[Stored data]
────────
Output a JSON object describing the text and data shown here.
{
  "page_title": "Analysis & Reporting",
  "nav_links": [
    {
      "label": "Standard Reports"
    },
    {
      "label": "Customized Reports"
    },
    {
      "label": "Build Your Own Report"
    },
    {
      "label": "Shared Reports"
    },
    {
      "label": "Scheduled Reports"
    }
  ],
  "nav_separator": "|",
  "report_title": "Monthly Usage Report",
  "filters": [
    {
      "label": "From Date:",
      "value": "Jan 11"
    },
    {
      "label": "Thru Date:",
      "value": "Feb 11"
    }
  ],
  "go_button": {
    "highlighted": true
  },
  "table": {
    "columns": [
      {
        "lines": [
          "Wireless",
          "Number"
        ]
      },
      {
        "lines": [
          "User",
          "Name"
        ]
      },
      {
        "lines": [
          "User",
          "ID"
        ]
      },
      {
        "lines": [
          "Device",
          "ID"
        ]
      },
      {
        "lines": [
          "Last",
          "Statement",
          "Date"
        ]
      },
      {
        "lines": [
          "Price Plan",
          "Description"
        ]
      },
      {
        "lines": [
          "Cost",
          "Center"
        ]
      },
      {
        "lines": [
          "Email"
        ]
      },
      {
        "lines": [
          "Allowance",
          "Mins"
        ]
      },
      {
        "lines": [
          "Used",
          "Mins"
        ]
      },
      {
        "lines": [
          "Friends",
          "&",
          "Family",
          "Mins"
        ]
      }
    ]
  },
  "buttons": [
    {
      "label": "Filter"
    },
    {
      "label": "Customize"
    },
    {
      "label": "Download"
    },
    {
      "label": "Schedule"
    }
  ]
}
────────
What is the number of lines above that contain "label"? Answer with that number only.

11